--- Exercise data Enclosed Below ---
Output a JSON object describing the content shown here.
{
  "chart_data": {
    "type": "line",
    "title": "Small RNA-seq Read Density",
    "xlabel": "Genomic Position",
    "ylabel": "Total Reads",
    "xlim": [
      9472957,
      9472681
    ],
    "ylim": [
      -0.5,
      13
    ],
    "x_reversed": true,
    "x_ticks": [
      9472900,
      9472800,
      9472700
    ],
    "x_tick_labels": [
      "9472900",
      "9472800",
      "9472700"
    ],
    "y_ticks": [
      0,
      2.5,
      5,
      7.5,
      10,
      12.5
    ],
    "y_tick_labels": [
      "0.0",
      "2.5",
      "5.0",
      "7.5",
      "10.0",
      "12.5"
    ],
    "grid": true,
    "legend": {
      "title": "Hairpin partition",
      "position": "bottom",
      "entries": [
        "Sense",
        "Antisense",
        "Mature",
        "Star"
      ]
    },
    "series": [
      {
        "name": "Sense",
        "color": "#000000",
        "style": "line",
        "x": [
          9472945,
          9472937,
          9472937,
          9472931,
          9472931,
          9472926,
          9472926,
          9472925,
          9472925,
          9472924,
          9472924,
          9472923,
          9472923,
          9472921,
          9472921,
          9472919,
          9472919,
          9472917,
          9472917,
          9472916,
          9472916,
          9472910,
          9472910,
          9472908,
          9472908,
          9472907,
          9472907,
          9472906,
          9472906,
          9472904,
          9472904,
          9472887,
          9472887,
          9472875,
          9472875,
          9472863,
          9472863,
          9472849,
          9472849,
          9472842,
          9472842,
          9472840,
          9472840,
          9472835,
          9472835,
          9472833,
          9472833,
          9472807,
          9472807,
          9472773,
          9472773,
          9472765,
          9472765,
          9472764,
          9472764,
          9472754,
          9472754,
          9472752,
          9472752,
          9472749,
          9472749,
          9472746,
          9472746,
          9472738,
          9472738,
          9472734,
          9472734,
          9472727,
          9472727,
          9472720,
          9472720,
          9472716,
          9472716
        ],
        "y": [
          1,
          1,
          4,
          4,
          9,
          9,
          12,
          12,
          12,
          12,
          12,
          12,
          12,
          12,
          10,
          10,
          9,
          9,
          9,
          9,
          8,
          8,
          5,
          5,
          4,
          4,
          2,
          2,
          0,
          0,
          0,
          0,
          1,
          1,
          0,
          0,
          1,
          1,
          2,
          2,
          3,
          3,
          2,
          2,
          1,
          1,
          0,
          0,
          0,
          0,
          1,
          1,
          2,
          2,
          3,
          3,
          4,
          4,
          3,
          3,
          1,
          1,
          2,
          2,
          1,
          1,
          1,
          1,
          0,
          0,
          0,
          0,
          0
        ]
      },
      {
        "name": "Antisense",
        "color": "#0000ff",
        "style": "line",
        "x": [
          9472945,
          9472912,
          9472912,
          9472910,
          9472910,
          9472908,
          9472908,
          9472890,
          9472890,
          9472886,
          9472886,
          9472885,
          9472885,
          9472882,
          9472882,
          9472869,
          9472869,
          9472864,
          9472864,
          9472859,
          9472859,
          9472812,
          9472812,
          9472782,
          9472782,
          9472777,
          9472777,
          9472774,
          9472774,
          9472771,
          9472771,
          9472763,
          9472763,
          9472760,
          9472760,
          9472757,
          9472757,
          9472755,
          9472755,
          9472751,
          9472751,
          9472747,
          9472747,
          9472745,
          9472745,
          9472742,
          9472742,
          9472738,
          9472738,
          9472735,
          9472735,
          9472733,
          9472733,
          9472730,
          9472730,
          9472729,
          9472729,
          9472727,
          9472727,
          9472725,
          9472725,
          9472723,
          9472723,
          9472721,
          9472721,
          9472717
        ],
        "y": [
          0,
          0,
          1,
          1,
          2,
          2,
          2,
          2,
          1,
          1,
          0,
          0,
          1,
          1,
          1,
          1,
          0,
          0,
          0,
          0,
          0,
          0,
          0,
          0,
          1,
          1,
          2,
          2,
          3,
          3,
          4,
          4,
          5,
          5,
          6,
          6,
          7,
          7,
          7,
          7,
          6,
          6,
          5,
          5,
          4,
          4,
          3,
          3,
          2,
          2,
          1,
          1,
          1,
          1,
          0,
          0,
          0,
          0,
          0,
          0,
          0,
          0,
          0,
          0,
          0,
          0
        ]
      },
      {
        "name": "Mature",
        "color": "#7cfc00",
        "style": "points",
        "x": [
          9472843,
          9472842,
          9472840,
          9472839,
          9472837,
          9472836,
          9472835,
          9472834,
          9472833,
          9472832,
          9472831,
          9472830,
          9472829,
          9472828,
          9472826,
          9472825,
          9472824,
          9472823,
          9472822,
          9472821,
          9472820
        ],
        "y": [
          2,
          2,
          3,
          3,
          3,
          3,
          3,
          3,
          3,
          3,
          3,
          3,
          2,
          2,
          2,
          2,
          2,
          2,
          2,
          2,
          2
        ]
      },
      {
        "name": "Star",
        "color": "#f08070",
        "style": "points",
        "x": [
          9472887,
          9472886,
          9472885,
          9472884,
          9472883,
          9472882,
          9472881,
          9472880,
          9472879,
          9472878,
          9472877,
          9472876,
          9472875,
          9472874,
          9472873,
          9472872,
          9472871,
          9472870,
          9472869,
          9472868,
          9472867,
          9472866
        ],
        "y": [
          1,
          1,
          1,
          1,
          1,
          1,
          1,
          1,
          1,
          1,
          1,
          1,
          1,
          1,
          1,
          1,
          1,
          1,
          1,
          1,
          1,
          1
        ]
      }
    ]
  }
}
--- End of Enclosed Exercise data ---
Say how many lines in the preceding material include the word "color", with no other words in the reply.

• Task answer: 4